**Exercise:**
Repeat, exactly and completely, the entries shown underneath.

**Extracted material:**
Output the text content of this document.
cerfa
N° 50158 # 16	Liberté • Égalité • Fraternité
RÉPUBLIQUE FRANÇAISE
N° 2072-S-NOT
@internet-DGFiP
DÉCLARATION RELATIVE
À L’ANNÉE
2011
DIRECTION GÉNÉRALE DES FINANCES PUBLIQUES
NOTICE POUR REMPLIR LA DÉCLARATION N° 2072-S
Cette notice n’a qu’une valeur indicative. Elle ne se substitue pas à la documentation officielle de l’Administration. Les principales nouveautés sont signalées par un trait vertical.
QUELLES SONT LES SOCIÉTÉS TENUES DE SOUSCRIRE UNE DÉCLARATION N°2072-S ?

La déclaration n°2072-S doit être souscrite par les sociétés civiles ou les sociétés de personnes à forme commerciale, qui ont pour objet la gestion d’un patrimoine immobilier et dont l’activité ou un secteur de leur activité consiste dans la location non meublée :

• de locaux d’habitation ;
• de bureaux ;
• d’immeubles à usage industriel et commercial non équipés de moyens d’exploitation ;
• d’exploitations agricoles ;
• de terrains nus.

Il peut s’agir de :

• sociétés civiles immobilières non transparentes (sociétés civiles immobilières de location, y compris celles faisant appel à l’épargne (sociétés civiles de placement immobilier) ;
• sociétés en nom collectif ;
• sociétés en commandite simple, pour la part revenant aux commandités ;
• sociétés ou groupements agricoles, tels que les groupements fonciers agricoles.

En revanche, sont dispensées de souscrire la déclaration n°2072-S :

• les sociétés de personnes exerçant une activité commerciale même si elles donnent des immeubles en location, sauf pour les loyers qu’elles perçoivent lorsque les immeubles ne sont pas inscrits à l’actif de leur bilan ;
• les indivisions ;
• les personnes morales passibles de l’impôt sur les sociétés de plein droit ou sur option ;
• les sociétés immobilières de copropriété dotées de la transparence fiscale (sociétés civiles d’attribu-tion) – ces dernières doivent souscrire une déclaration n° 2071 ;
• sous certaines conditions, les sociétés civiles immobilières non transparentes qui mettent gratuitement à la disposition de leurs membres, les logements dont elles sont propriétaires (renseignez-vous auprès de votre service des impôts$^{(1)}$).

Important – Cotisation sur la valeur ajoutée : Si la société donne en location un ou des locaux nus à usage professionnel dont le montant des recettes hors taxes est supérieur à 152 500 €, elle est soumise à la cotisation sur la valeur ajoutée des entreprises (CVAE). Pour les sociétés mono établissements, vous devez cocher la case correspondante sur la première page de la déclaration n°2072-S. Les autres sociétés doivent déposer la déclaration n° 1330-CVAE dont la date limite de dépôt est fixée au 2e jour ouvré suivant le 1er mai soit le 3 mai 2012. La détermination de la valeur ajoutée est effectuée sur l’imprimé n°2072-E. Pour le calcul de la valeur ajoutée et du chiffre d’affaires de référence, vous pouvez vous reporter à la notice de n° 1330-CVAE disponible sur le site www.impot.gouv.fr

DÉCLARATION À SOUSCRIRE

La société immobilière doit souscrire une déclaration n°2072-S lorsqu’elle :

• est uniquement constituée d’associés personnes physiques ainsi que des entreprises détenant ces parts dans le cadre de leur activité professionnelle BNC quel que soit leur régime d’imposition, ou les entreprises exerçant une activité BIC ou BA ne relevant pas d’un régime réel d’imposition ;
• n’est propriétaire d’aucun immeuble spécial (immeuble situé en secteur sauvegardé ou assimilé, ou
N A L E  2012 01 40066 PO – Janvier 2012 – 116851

**Solution for this problem:**
Output the text content of this document.
cerfa
N° 50158 # 16	Liberté • Égalité • Fraternité
RÉPUBLIQUE FRANÇAISE
N° 2072-S-NOT
@internet-DGFiP
DÉCLARATION RELATIVE
À L’ANNÉE
2011
DIRECTION GÉNÉRALE DES FINANCES PUBLIQUES
NOTICE POUR REMPLIR LA DÉCLARATION N° 2072-S
Cette notice n’a qu’une valeur indicative. Elle ne se substitue pas à la documentation officielle de l’Administration. Les principales nouveautés sont signalées par un trait vertical.
QUELLES SONT LES SOCIÉTÉS TENUES DE SOUSCRIRE UNE DÉCLARATION N°2072-S ?

La déclaration n°2072-S doit être souscrite par les sociétés civiles ou les sociétés de personnes à forme commerciale, qui ont pour objet la gestion d’un patrimoine immobilier et dont l’activité ou un secteur de leur activité consiste dans la location non meublée :

• de locaux d’habitation ;
• de bureaux ;
• d’immeubles à usage industriel et commercial non équipés de moyens d’exploitation ;
• d’exploitations agricoles ;
• de terrains nus.

Il peut s’agir de :

• sociétés civiles immobilières non transparentes (sociétés civiles immobilières de location, y compris celles faisant appel à l’épargne (sociétés civiles de placement immobilier) ;
• sociétés en nom collectif ;
• sociétés en commandite simple, pour la part revenant aux commandités ;
• sociétés ou groupements agricoles, tels que les groupements fonciers agricoles.

En revanche, sont dispensées de souscrire la déclaration n°2072-S :

• les sociétés de personnes exerçant une activité commerciale même si elles donnent des immeubles en location, sauf pour les loyers qu’elles perçoivent lorsque les immeubles ne sont pas inscrits à l’actif de leur bilan ;
• les indivisions ;
• les personnes morales passibles de l’impôt sur les sociétés de plein droit ou sur option ;
• les sociétés immobilières de copropriété dotées de la transparence fiscale (sociétés civiles d’attribu-tion) – ces dernières doivent souscrire une déclaration n° 2071 ;
• sous certaines conditions, les sociétés civiles immobilières non transparentes qui mettent gratuitement à la disposition de leurs membres, les logements dont elles sont propriétaires (renseignez-vous auprès de votre service des impôts$^{(1)}$).

Important – Cotisation sur la valeur ajoutée : Si la société donne en location un ou des locaux nus à usage professionnel dont le montant des recettes hors taxes est supérieur à 152 500 €, elle est soumise à la cotisation sur la valeur ajoutée des entreprises (CVAE). Pour les sociétés mono établissements, vous devez cocher la case correspondante sur la première page de la déclaration n°2072-S. Les autres sociétés doivent déposer la déclaration n° 1330-CVAE dont la date limite de dépôt est fixée au 2e jour ouvré suivant le 1er mai soit le 3 mai 2012. La détermination de la valeur ajoutée est effectuée sur l’imprimé n°2072-E. Pour le calcul de la valeur ajoutée et du chiffre d’affaires de référence, vous pouvez vous reporter à la notice de n° 1330-CVAE disponible sur le site www.impot.gouv.fr

DÉCLARATION À SOUSCRIRE

La société immobilière doit souscrire une déclaration n°2072-S lorsqu’elle :

• est uniquement constituée d’associés personnes physiques ainsi que des entreprises détenant ces parts dans le cadre de leur activité professionnelle BNC quel que soit leur régime d’imposition, ou les entreprises exerçant une activité BIC ou BA ne relevant pas d’un régime réel d’imposition ;
• n’est propriétaire d’aucun immeuble spécial (immeuble situé en secteur sauvegardé ou assimilé, ou
N A L E  2012 01 40066 PO – Janvier 2012 – 116851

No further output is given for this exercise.